═══ EXERCISE INPUTS

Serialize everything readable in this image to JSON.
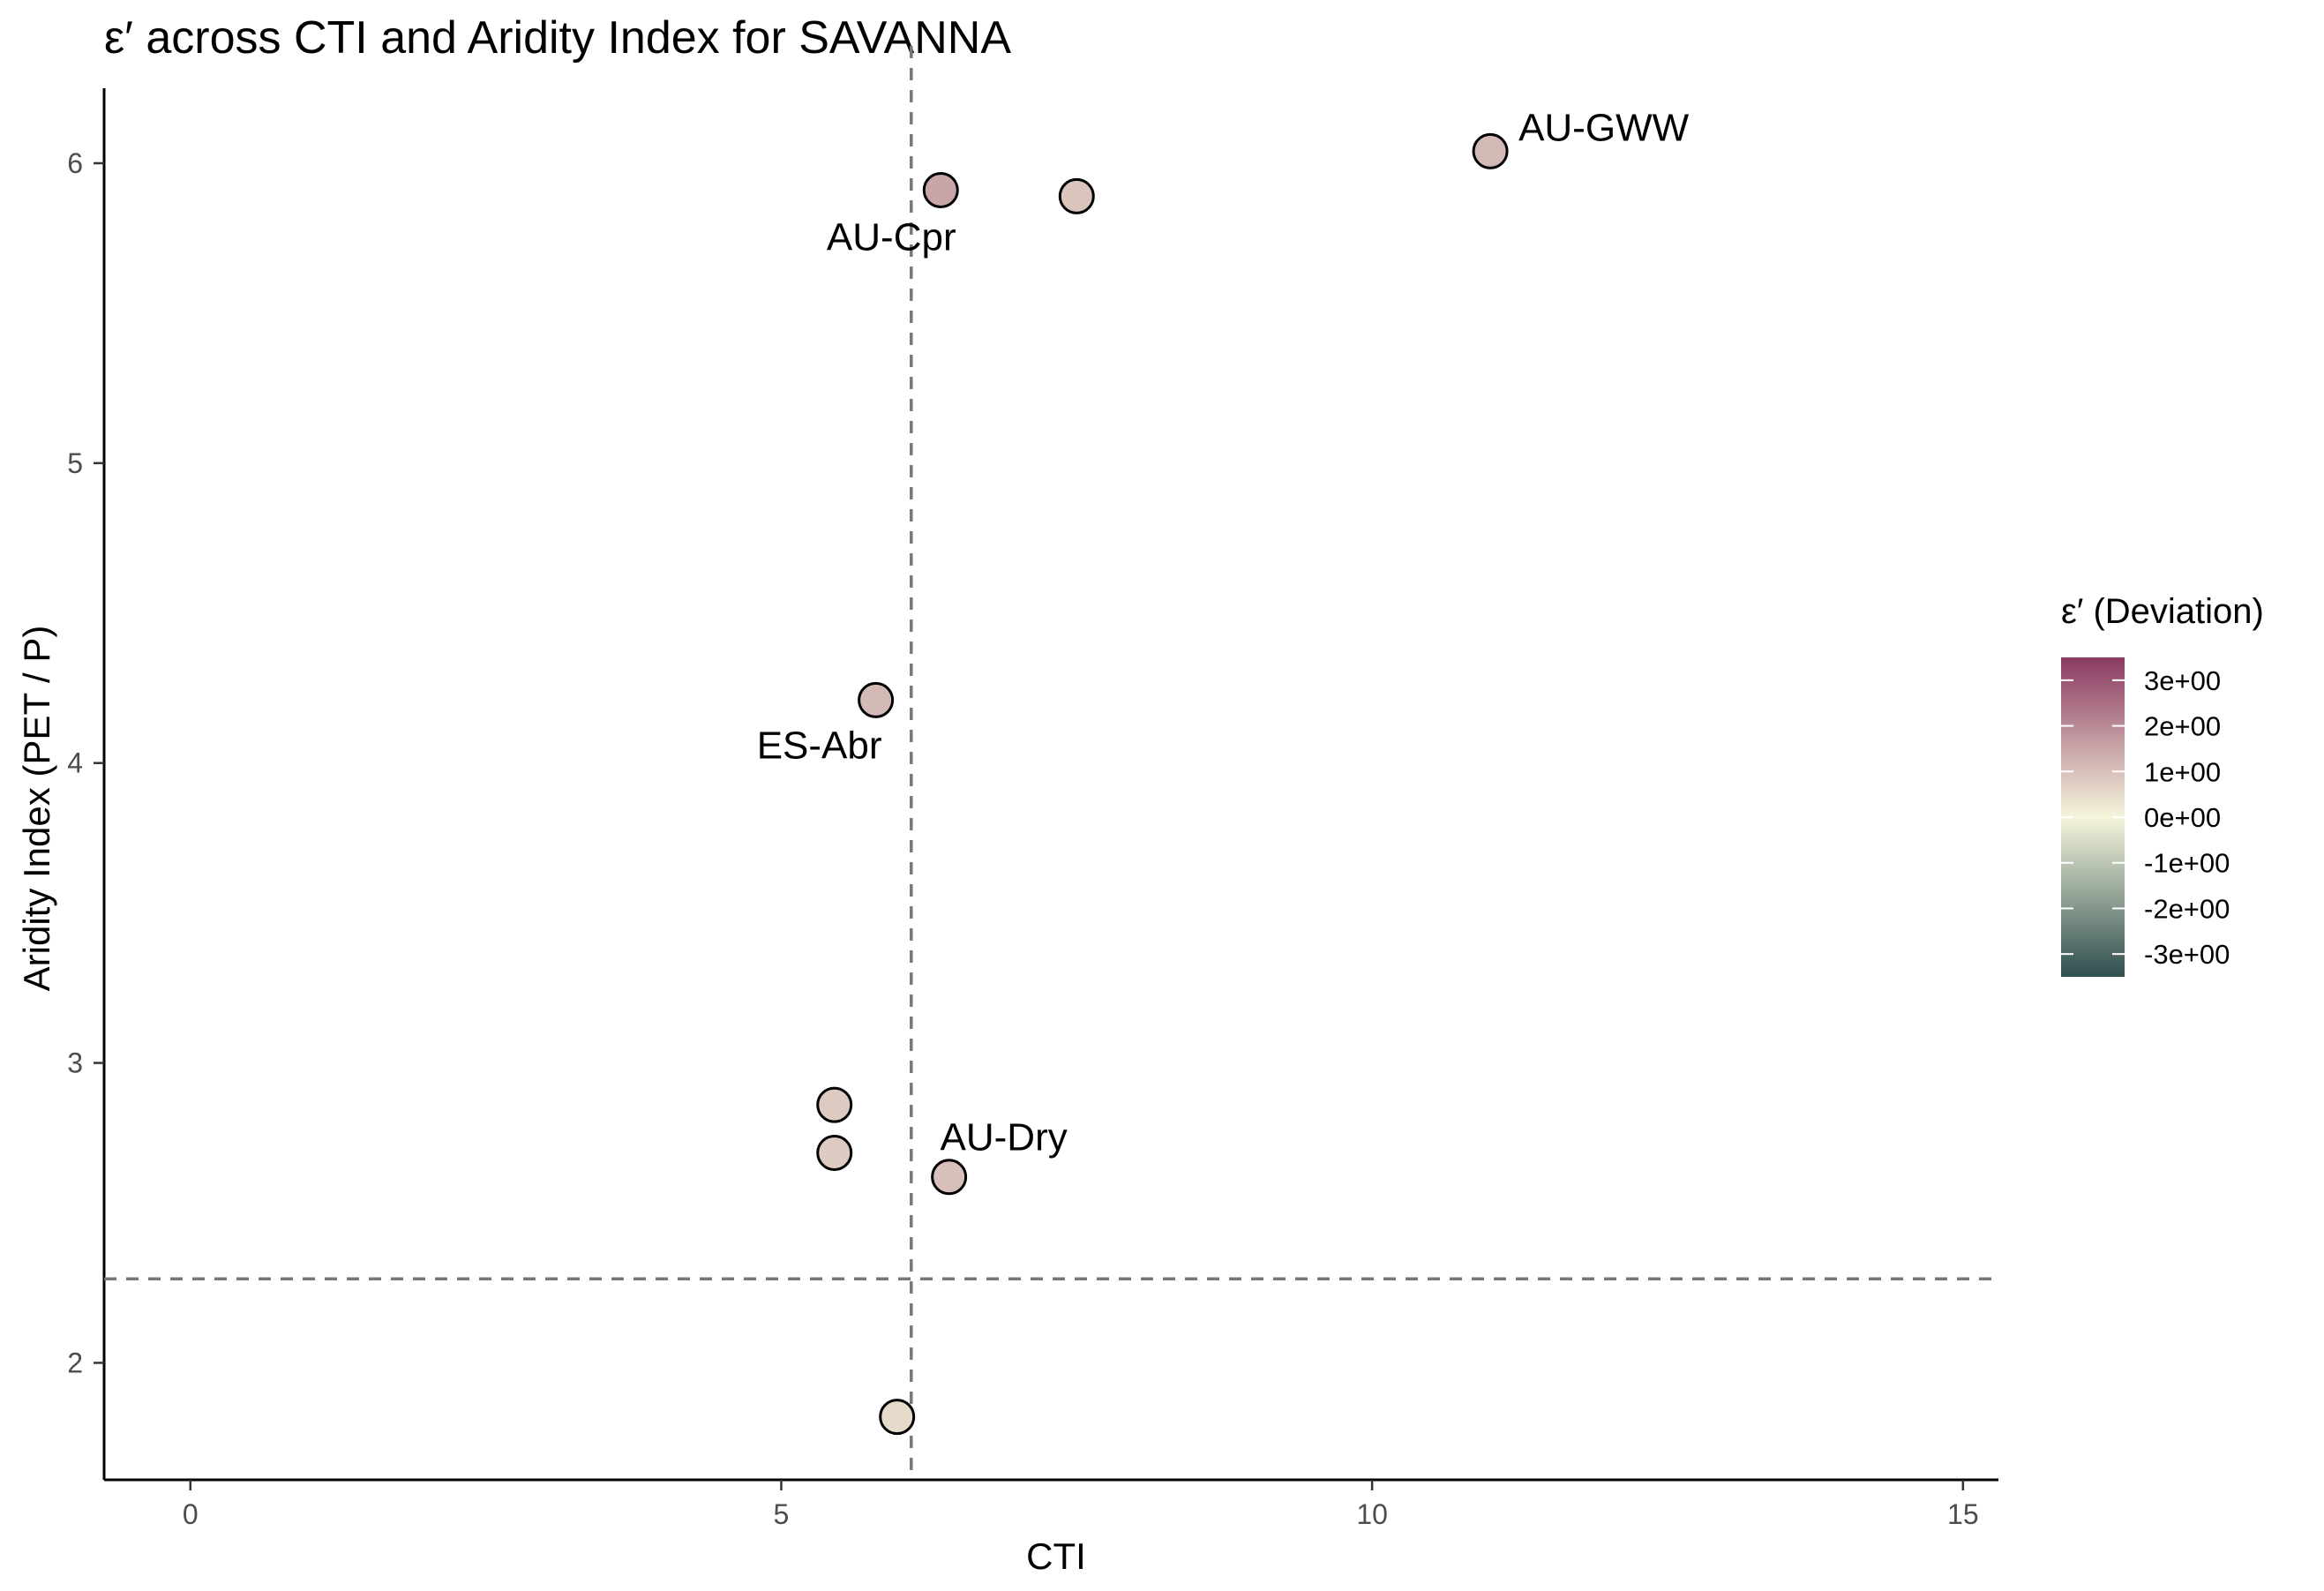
{
  "chart_data": {
    "type": "scatter",
    "title": "ε′ across CTI and Aridity Index for SAVANNA",
    "xlabel": "CTI",
    "ylabel": "Aridity Index (PET / P)",
    "xlim": [
      -0.73,
      15.3
    ],
    "ylim": [
      1.61,
      6.25
    ],
    "xticks": [
      0,
      5,
      10,
      15
    ],
    "yticks": [
      2,
      3,
      4,
      5,
      6
    ],
    "grid": false,
    "reference_lines": {
      "vertical_x": 6.1,
      "horizontal_y": 2.28
    },
    "points": [
      {
        "x": 6.35,
        "y": 5.91,
        "value": 1.5,
        "label": "AU-Cpr"
      },
      {
        "x": 7.5,
        "y": 5.89,
        "value": 0.9,
        "label": ""
      },
      {
        "x": 11.0,
        "y": 6.04,
        "value": 1.1,
        "label": "AU-GWW"
      },
      {
        "x": 5.8,
        "y": 4.21,
        "value": 1.1,
        "label": "ES-Abr"
      },
      {
        "x": 5.45,
        "y": 2.86,
        "value": 0.8,
        "label": ""
      },
      {
        "x": 5.45,
        "y": 2.7,
        "value": 0.8,
        "label": ""
      },
      {
        "x": 6.42,
        "y": 2.62,
        "value": 1.0,
        "label": "AU-Dry"
      },
      {
        "x": 5.98,
        "y": 1.82,
        "value": 0.5,
        "label": ""
      }
    ],
    "legend": {
      "title": "ε′ (Deviation)",
      "placement": "right",
      "range": [
        -3.5,
        3.5
      ],
      "ticks": [
        3,
        2,
        1,
        0,
        -1,
        -2,
        -3
      ],
      "tick_labels": [
        "3e+00",
        "2e+00",
        "1e+00",
        "0e+00",
        "-1e+00",
        "-2e+00",
        "-3e+00"
      ],
      "colors": {
        "high": "#8b3a62",
        "mid": "#f5f5dc",
        "low": "#2f4f4f"
      }
    }
  }
}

══════

### AIM
Gather up every line from the listing above in which the word "Aridity" occurs.

### ANSWER FOR THE TASK
    "title": "ε′ across CTI and Aridity Index for SAVANNA",
    "ylabel": "Aridity Index (PET / P)",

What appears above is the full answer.